* **Objective**
Without the images, write out the whole listing exactly.

* **Dataset**
┌──

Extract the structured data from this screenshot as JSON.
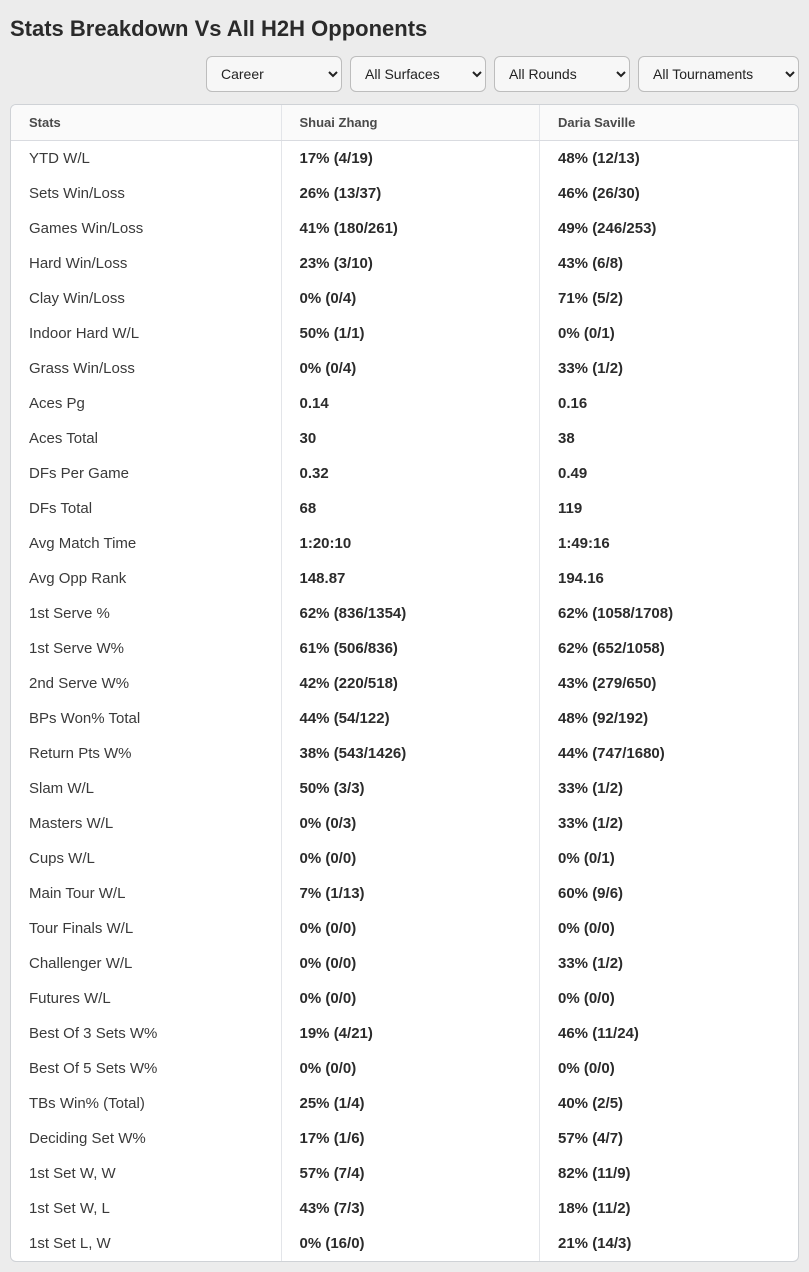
{
  "title": "Stats Breakdown Vs All H2H Opponents",
  "filters": {
    "period": {
      "selected": "Career",
      "options": [
        "Career"
      ]
    },
    "surface": {
      "selected": "All Surfaces",
      "options": [
        "All Surfaces"
      ]
    },
    "rounds": {
      "selected": "All Rounds",
      "options": [
        "All Rounds"
      ]
    },
    "tournaments": {
      "selected": "All Tournaments",
      "options": [
        "All Tournaments"
      ]
    }
  },
  "table": {
    "headers": {
      "stats": "Stats",
      "p1": "Shuai Zhang",
      "p2": "Daria Saville"
    },
    "rows": [
      {
        "stat": "YTD W/L",
        "p1": "17% (4/19)",
        "p2": "48% (12/13)"
      },
      {
        "stat": "Sets Win/Loss",
        "p1": "26% (13/37)",
        "p2": "46% (26/30)"
      },
      {
        "stat": "Games Win/Loss",
        "p1": "41% (180/261)",
        "p2": "49% (246/253)"
      },
      {
        "stat": "Hard Win/Loss",
        "p1": "23% (3/10)",
        "p2": "43% (6/8)"
      },
      {
        "stat": "Clay Win/Loss",
        "p1": "0% (0/4)",
        "p2": "71% (5/2)"
      },
      {
        "stat": "Indoor Hard W/L",
        "p1": "50% (1/1)",
        "p2": "0% (0/1)"
      },
      {
        "stat": "Grass Win/Loss",
        "p1": "0% (0/4)",
        "p2": "33% (1/2)"
      },
      {
        "stat": "Aces Pg",
        "p1": "0.14",
        "p2": "0.16"
      },
      {
        "stat": "Aces Total",
        "p1": "30",
        "p2": "38"
      },
      {
        "stat": "DFs Per Game",
        "p1": "0.32",
        "p2": "0.49"
      },
      {
        "stat": "DFs Total",
        "p1": "68",
        "p2": "119"
      },
      {
        "stat": "Avg Match Time",
        "p1": "1:20:10",
        "p2": "1:49:16"
      },
      {
        "stat": "Avg Opp Rank",
        "p1": "148.87",
        "p2": "194.16"
      },
      {
        "stat": "1st Serve %",
        "p1": "62% (836/1354)",
        "p2": "62% (1058/1708)"
      },
      {
        "stat": "1st Serve W%",
        "p1": "61% (506/836)",
        "p2": "62% (652/1058)"
      },
      {
        "stat": "2nd Serve W%",
        "p1": "42% (220/518)",
        "p2": "43% (279/650)"
      },
      {
        "stat": "BPs Won% Total",
        "p1": "44% (54/122)",
        "p2": "48% (92/192)"
      },
      {
        "stat": "Return Pts W%",
        "p1": "38% (543/1426)",
        "p2": "44% (747/1680)"
      },
      {
        "stat": "Slam W/L",
        "p1": "50% (3/3)",
        "p2": "33% (1/2)"
      },
      {
        "stat": "Masters W/L",
        "p1": "0% (0/3)",
        "p2": "33% (1/2)"
      },
      {
        "stat": "Cups W/L",
        "p1": "0% (0/0)",
        "p2": "0% (0/1)"
      },
      {
        "stat": "Main Tour W/L",
        "p1": "7% (1/13)",
        "p2": "60% (9/6)"
      },
      {
        "stat": "Tour Finals W/L",
        "p1": "0% (0/0)",
        "p2": "0% (0/0)"
      },
      {
        "stat": "Challenger W/L",
        "p1": "0% (0/0)",
        "p2": "33% (1/2)"
      },
      {
        "stat": "Futures W/L",
        "p1": "0% (0/0)",
        "p2": "0% (0/0)"
      },
      {
        "stat": "Best Of 3 Sets W%",
        "p1": "19% (4/21)",
        "p2": "46% (11/24)"
      },
      {
        "stat": "Best Of 5 Sets W%",
        "p1": "0% (0/0)",
        "p2": "0% (0/0)"
      },
      {
        "stat": "TBs Win% (Total)",
        "p1": "25% (1/4)",
        "p2": "40% (2/5)"
      },
      {
        "stat": "Deciding Set W%",
        "p1": "17% (1/6)",
        "p2": "57% (4/7)"
      },
      {
        "stat": "1st Set W, W",
        "p1": "57% (7/4)",
        "p2": "82% (11/9)"
      },
      {
        "stat": "1st Set W, L",
        "p1": "43% (7/3)",
        "p2": "18% (11/2)"
      },
      {
        "stat": "1st Set L, W",
        "p1": "0% (16/0)",
        "p2": "21% (14/3)"
      }
    ]
  },
  "colors": {
    "page_bg": "#ececec",
    "card_bg": "#ffffff",
    "border": "#cfd2d6",
    "header_bg": "#fafafa",
    "row_divider": "#e3e5e9",
    "text": "#222222",
    "value_text": "#2b2b2b"
  }
}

└──

* **The result**
Extract the structured data from this screenshot as JSON.
{
  "title": "Stats Breakdown Vs All H2H Opponents",
  "filters": {
    "period": {
      "selected": "Career",
      "options": [
        "Career"
      ]
    },
    "surface": {
      "selected": "All Surfaces",
      "options": [
        "All Surfaces"
      ]
    },
    "rounds": {
      "selected": "All Rounds",
      "options": [
        "All Rounds"
      ]
    },
    "tournaments": {
      "selected": "All Tournaments",
      "options": [
        "All Tournaments"
      ]
    }
  },
  "table": {
    "headers": {
      "stats": "Stats",
      "p1": "Shuai Zhang",
      "p2": "Daria Saville"
    },
    "rows": [
      {
        "stat": "YTD W/L",
        "p1": "17% (4/19)",
        "p2": "48% (12/13)"
      },
      {
        "stat": "Sets Win/Loss",
        "p1": "26% (13/37)",
        "p2": "46% (26/30)"
      },
      {
        "stat": "Games Win/Loss",
        "p1": "41% (180/261)",
        "p2": "49% (246/253)"
      },
      {
        "stat": "Hard Win/Loss",
        "p1": "23% (3/10)",
        "p2": "43% (6/8)"
      },
      {
        "stat": "Clay Win/Loss",
        "p1": "0% (0/4)",
        "p2": "71% (5/2)"
      },
      {
        "stat": "Indoor Hard W/L",
        "p1": "50% (1/1)",
        "p2": "0% (0/1)"
      },
      {
        "stat": "Grass Win/Loss",
        "p1": "0% (0/4)",
        "p2": "33% (1/2)"
      },
      {
        "stat": "Aces Pg",
        "p1": "0.14",
        "p2": "0.16"
      },
      {
        "stat": "Aces Total",
        "p1": "30",
        "p2": "38"
      },
      {
        "stat": "DFs Per Game",
        "p1": "0.32",
        "p2": "0.49"
      },
      {
        "stat": "DFs Total",
        "p1": "68",
        "p2": "119"
      },
      {
        "stat": "Avg Match Time",
        "p1": "1:20:10",
        "p2": "1:49:16"
      },
      {
        "stat": "Avg Opp Rank",
        "p1": "148.87",
        "p2": "194.16"
      },
      {
        "stat": "1st Serve %",
        "p1": "62% (836/1354)",
        "p2": "62% (1058/1708)"
      },
      {
        "stat": "1st Serve W%",
        "p1": "61% (506/836)",
        "p2": "62% (652/1058)"
      },
      {
        "stat": "2nd Serve W%",
        "p1": "42% (220/518)",
        "p2": "43% (279/650)"
      },
      {
        "stat": "BPs Won% Total",
        "p1": "44% (54/122)",
        "p2": "48% (92/192)"
      },
      {
        "stat": "Return Pts W%",
        "p1": "38% (543/1426)",
        "p2": "44% (747/1680)"
      },
      {
        "stat": "Slam W/L",
        "p1": "50% (3/3)",
        "p2": "33% (1/2)"
      },
      {
        "stat": "Masters W/L",
        "p1": "0% (0/3)",
        "p2": "33% (1/2)"
      },
      {
        "stat": "Cups W/L",
        "p1": "0% (0/0)",
        "p2": "0% (0/1)"
      },
      {
        "stat": "Main Tour W/L",
        "p1": "7% (1/13)",
        "p2": "60% (9/6)"
      },
      {
        "stat": "Tour Finals W/L",
        "p1": "0% (0/0)",
        "p2": "0% (0/0)"
      },
      {
        "stat": "Challenger W/L",
        "p1": "0% (0/0)",
        "p2": "33% (1/2)"
      },
      {
        "stat": "Futures W/L",
        "p1": "0% (0/0)",
        "p2": "0% (0/0)"
      },
      {
        "stat": "Best Of 3 Sets W%",
        "p1": "19% (4/21)",
        "p2": "46% (11/24)"
      },
      {
        "stat": "Best Of 5 Sets W%",
        "p1": "0% (0/0)",
        "p2": "0% (0/0)"
      },
      {
        "stat": "TBs Win% (Total)",
        "p1": "25% (1/4)",
        "p2": "40% (2/5)"
      },
      {
        "stat": "Deciding Set W%",
        "p1": "17% (1/6)",
        "p2": "57% (4/7)"
      },
      {
        "stat": "1st Set W, W",
        "p1": "57% (7/4)",
        "p2": "82% (11/9)"
      },
      {
        "stat": "1st Set W, L",
        "p1": "43% (7/3)",
        "p2": "18% (11/2)"
      },
      {
        "stat": "1st Set L, W",
        "p1": "0% (16/0)",
        "p2": "21% (14/3)"
      }
    ]
  },
  "colors": {
    "page_bg": "#ececec",
    "card_bg": "#ffffff",
    "border": "#cfd2d6",
    "header_bg": "#fafafa",
    "row_divider": "#e3e5e9",
    "text": "#222222",
    "value_text": "#2b2b2b"
  }
}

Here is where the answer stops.